— Begin —

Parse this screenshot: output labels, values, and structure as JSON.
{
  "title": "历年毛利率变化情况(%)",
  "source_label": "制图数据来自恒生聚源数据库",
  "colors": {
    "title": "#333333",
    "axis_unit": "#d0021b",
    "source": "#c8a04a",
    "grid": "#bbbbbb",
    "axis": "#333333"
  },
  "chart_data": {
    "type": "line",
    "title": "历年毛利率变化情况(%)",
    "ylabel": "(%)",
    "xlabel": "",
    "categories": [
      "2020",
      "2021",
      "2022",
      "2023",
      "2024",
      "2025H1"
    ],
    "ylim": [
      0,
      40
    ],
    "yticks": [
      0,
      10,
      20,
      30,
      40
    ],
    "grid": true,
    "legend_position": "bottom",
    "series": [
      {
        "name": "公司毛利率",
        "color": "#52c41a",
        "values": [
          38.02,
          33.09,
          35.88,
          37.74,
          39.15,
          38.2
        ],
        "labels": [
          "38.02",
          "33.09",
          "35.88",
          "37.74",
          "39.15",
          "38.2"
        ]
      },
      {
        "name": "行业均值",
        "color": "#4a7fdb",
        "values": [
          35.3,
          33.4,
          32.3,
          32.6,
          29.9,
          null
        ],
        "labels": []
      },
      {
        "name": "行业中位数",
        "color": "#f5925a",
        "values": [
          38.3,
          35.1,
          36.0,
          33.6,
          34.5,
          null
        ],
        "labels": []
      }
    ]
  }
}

— End —

- Stated task
Output an exact copy of each record.

- Result of the task
Parse this screenshot: output labels, values, and structure as JSON.
{
  "title": "历年毛利率变化情况(%)",
  "source_label": "制图数据来自恒生聚源数据库",
  "colors": {
    "title": "#333333",
    "axis_unit": "#d0021b",
    "source": "#c8a04a",
    "grid": "#bbbbbb",
    "axis": "#333333"
  },
  "chart_data": {
    "type": "line",
    "title": "历年毛利率变化情况(%)",
    "ylabel": "(%)",
    "xlabel": "",
    "categories": [
      "2020",
      "2021",
      "2022",
      "2023",
      "2024",
      "2025H1"
    ],
    "ylim": [
      0,
      40
    ],
    "yticks": [
      0,
      10,
      20,
      30,
      40
    ],
    "grid": true,
    "legend_position": "bottom",
    "series": [
      {
        "name": "公司毛利率",
        "color": "#52c41a",
        "values": [
          38.02,
          33.09,
          35.88,
          37.74,
          39.15,
          38.2
        ],
        "labels": [
          "38.02",
          "33.09",
          "35.88",
          "37.74",
          "39.15",
          "38.2"
        ]
      },
      {
        "name": "行业均值",
        "color": "#4a7fdb",
        "values": [
          35.3,
          33.4,
          32.3,
          32.6,
          29.9,
          null
        ],
        "labels": []
      },
      {
        "name": "行业中位数",
        "color": "#f5925a",
        "values": [
          38.3,
          35.1,
          36.0,
          33.6,
          34.5,
          null
        ],
        "labels": []
      }
    ]
  }
}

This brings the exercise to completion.